** Material **
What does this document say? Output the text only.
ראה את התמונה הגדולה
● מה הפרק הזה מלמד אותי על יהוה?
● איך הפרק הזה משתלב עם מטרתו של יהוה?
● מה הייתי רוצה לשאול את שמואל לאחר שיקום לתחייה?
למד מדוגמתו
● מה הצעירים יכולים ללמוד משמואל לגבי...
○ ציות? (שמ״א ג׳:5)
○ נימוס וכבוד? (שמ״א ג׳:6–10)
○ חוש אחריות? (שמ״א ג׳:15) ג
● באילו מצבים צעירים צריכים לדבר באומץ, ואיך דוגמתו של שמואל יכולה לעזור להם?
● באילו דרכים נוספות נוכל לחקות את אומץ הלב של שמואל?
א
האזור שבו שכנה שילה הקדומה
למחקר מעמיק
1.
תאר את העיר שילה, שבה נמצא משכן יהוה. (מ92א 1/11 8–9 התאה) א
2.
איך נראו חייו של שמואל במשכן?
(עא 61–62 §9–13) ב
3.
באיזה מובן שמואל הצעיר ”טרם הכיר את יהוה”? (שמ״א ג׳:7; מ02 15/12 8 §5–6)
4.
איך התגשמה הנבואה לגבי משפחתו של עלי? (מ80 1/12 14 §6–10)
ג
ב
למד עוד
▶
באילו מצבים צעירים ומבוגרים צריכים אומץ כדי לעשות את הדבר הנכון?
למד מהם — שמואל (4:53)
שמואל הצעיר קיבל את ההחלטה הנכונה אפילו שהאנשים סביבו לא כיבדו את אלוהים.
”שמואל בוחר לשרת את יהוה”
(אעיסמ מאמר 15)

** Exercise requirements **
Gather up every line in the data above that contains the word "יהוה", copying each one.

** Answer below **
● מה הפרק הזה מלמד אותי על יהוה?
● איך הפרק הזה משתלב עם מטרתו של יהוה?
תאר את העיר שילה, שבה נמצא משכן יהוה. (מ92א 1/11 8–9 התאה) א
באיזה מובן שמואל הצעיר ”טרם הכיר את יהוה”? (שמ״א ג׳:7; מ02 15/12 8 §5–6)
”שמואל בוחר לשרת את יהוה”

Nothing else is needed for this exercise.